=== SUPPLIED DATA ===
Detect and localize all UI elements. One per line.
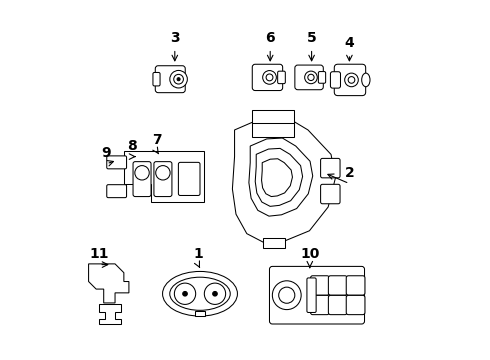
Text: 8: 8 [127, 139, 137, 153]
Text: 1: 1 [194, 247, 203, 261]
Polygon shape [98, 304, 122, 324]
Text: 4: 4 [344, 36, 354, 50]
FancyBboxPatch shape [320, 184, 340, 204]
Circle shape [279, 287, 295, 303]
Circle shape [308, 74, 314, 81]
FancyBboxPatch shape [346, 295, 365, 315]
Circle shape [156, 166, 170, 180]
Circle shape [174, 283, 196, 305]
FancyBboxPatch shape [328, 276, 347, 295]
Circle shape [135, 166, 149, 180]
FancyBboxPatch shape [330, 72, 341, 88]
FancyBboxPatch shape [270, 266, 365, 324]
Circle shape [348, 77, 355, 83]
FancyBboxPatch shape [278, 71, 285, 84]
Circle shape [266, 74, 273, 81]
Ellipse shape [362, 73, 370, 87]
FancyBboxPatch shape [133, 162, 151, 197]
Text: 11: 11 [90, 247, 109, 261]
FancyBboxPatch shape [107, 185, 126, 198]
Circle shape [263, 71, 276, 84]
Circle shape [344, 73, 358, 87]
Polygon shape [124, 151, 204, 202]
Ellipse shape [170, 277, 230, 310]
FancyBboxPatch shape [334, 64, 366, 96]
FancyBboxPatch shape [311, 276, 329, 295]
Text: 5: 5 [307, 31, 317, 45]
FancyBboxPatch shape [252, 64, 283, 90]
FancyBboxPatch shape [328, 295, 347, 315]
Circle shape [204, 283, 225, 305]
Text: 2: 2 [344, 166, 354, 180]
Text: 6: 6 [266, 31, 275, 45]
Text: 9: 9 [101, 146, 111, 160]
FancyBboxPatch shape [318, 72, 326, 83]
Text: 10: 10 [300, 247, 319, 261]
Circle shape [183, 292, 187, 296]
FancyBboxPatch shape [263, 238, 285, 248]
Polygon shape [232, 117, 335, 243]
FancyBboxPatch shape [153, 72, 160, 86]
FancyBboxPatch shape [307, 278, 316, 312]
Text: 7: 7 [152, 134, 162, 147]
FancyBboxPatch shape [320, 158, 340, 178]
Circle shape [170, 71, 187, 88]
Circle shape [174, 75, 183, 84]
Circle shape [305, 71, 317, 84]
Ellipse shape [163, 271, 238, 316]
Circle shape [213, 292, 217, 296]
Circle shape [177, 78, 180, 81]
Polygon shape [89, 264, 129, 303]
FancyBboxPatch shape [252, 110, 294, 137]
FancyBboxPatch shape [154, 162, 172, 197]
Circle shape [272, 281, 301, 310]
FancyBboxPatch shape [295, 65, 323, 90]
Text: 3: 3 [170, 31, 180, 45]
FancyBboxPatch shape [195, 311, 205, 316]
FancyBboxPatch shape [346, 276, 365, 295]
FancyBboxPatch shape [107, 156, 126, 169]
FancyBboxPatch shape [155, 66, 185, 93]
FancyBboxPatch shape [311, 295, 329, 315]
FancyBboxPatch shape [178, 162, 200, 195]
===
=== SUPPLIED DATA ===
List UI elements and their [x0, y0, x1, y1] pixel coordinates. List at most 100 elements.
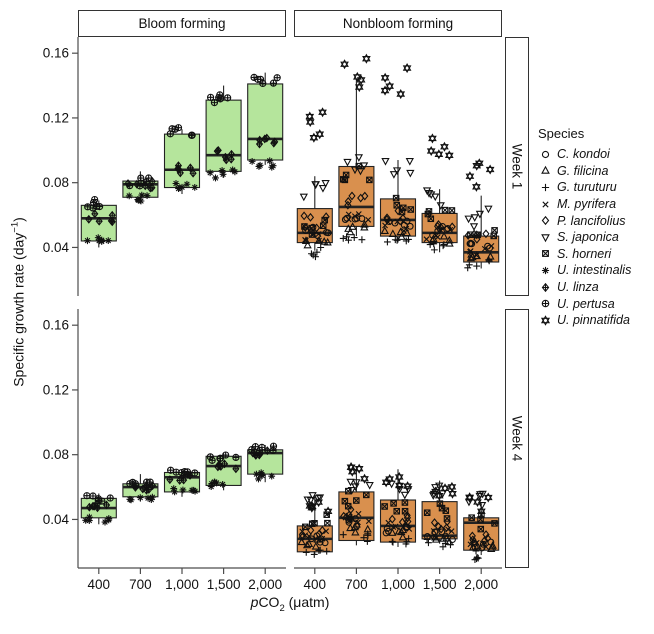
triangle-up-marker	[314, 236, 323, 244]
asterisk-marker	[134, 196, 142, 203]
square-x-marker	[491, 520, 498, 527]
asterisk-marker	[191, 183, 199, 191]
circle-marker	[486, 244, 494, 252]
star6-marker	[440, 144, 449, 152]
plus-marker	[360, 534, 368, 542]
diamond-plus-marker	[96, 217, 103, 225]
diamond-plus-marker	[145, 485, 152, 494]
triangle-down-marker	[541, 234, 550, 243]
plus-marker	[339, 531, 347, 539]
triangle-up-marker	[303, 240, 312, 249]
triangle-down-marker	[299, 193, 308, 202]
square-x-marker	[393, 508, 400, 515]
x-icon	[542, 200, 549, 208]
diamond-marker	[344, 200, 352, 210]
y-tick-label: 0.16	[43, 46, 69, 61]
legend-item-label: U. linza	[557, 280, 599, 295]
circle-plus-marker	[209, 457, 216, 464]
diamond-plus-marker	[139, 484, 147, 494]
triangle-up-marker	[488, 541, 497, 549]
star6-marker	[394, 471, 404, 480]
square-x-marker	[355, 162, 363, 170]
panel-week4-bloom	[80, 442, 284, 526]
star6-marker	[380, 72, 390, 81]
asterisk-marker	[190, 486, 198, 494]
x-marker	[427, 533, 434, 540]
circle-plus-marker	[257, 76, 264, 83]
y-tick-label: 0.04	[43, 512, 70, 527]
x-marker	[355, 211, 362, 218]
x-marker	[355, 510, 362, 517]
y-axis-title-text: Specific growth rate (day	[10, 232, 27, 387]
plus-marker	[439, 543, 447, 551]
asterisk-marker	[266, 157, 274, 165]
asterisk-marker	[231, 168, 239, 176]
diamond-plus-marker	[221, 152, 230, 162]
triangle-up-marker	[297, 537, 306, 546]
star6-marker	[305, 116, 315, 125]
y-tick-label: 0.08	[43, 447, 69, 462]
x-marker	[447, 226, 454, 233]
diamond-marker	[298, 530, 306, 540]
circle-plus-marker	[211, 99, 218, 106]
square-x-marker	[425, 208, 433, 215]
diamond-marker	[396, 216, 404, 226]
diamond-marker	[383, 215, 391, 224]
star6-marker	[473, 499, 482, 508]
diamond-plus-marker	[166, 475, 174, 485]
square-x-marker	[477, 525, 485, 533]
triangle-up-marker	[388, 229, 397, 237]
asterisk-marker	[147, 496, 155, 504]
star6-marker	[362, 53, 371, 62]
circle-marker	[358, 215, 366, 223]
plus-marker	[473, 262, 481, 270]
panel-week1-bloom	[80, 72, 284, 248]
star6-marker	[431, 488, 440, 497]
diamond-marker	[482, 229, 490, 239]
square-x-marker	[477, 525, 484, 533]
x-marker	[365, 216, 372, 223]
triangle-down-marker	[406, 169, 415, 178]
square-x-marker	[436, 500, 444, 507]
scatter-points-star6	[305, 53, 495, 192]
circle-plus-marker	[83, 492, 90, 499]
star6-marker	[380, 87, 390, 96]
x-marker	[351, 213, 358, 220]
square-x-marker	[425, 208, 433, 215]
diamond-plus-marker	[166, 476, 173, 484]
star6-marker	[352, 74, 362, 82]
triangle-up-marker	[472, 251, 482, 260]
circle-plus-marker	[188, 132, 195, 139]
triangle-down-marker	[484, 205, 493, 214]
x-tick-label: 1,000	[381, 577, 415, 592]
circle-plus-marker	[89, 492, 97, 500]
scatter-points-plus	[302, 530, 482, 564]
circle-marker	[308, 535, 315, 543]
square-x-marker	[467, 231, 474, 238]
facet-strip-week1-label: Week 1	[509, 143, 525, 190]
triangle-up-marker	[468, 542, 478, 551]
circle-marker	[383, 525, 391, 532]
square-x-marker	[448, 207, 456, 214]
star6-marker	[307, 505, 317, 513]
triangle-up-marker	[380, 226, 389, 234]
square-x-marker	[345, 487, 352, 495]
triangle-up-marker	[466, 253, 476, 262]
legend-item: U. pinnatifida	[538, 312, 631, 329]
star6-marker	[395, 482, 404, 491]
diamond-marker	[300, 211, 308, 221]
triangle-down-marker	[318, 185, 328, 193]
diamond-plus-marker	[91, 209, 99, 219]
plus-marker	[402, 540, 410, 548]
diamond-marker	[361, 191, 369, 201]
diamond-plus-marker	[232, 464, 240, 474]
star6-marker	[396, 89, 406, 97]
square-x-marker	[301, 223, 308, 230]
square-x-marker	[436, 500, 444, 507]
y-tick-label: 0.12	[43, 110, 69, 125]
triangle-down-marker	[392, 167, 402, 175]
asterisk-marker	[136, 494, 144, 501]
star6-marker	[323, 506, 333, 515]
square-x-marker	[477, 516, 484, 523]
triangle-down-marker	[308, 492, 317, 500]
===
STATED EXERCISE |
Rewrite the rows from the line with "Text: 8: 8 [127, 139, 137, 153]" to the line with "Text: 7: 7 [152, 134, 162, 147]", replacing "Ellipse" with "Oval" and leaving everything else as it is.

SOLUTION TO THE PROBLEM |
Text: 8: 8 [127, 139, 137, 153]
Text: 1: 1 [194, 247, 203, 261]
Polygon shape [98, 304, 122, 324]
Text: 4: 4 [344, 36, 354, 50]
FancyBboxPatch shape [320, 184, 340, 204]
Circle shape [279, 287, 295, 303]
Circle shape [308, 74, 314, 81]
FancyBboxPatch shape [346, 295, 365, 315]
Circle shape [156, 166, 170, 180]
Circle shape [174, 283, 196, 305]
FancyBboxPatch shape [328, 276, 347, 295]
Circle shape [135, 166, 149, 180]
FancyBboxPatch shape [330, 72, 341, 88]
FancyBboxPatch shape [270, 266, 365, 324]
Circle shape [348, 77, 355, 83]
FancyBboxPatch shape [278, 71, 285, 84]
Circle shape [266, 74, 273, 81]
Oval shape [362, 73, 370, 87]
FancyBboxPatch shape [133, 162, 151, 197]
Text: 11: 11 [90, 247, 109, 261]
FancyBboxPatch shape [107, 185, 126, 198]
Circle shape [263, 71, 276, 84]
Circle shape [344, 73, 358, 87]
Polygon shape [124, 151, 204, 202]
Oval shape [170, 277, 230, 310]
FancyBboxPatch shape [334, 64, 366, 96]
FancyBboxPatch shape [311, 276, 329, 295]
Text: 5: 5 [307, 31, 317, 45]
FancyBboxPatch shape [252, 64, 283, 90]
FancyBboxPatch shape [328, 295, 347, 315]
Circle shape [204, 283, 225, 305]
Text: 2: 2 [344, 166, 354, 180]
Text: 6: 6 [266, 31, 275, 45]
Text: 9: 9 [101, 146, 111, 160]
FancyBboxPatch shape [318, 72, 326, 83]
Text: 10: 10 [300, 247, 319, 261]
Circle shape [183, 292, 187, 296]
FancyBboxPatch shape [263, 238, 285, 248]
Polygon shape [232, 117, 335, 243]
FancyBboxPatch shape [153, 72, 160, 86]
FancyBboxPatch shape [307, 278, 316, 312]
Text: 7: 7 [152, 134, 162, 147]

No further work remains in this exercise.